(Some records)
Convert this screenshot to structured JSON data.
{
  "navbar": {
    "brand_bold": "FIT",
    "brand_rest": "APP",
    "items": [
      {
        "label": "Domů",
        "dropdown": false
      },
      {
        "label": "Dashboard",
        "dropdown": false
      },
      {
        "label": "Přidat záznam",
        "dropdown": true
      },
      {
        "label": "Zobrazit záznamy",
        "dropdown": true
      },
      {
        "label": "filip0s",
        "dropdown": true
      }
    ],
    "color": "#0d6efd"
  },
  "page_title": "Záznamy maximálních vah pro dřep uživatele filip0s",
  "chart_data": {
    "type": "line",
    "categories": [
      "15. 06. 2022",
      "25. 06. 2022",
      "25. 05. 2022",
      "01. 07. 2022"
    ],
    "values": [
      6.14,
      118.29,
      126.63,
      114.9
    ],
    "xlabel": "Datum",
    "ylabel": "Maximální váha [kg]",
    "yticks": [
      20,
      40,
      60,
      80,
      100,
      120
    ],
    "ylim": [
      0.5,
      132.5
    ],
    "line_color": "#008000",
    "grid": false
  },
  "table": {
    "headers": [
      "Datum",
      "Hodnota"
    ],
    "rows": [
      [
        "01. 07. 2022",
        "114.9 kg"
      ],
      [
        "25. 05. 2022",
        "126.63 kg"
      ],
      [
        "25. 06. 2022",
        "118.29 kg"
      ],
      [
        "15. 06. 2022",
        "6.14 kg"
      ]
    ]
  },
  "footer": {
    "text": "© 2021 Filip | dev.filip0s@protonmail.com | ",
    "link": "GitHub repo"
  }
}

## What is needed
Write out the data again, exactly and in full.

## The result
Convert this screenshot to structured JSON data.
{
  "navbar": {
    "brand_bold": "FIT",
    "brand_rest": "APP",
    "items": [
      {
        "label": "Domů",
        "dropdown": false
      },
      {
        "label": "Dashboard",
        "dropdown": false
      },
      {
        "label": "Přidat záznam",
        "dropdown": true
      },
      {
        "label": "Zobrazit záznamy",
        "dropdown": true
      },
      {
        "label": "filip0s",
        "dropdown": true
      }
    ],
    "color": "#0d6efd"
  },
  "page_title": "Záznamy maximálních vah pro dřep uživatele filip0s",
  "chart_data": {
    "type": "line",
    "categories": [
      "15. 06. 2022",
      "25. 06. 2022",
      "25. 05. 2022",
      "01. 07. 2022"
    ],
    "values": [
      6.14,
      118.29,
      126.63,
      114.9
    ],
    "xlabel": "Datum",
    "ylabel": "Maximální váha [kg]",
    "yticks": [
      20,
      40,
      60,
      80,
      100,
      120
    ],
    "ylim": [
      0.5,
      132.5
    ],
    "line_color": "#008000",
    "grid": false
  },
  "table": {
    "headers": [
      "Datum",
      "Hodnota"
    ],
    "rows": [
      [
        "01. 07. 2022",
        "114.9 kg"
      ],
      [
        "25. 05. 2022",
        "126.63 kg"
      ],
      [
        "25. 06. 2022",
        "118.29 kg"
      ],
      [
        "15. 06. 2022",
        "6.14 kg"
      ]
    ]
  },
  "footer": {
    "text": "© 2021 Filip | dev.filip0s@protonmail.com | ",
    "link": "GitHub repo"
  }
}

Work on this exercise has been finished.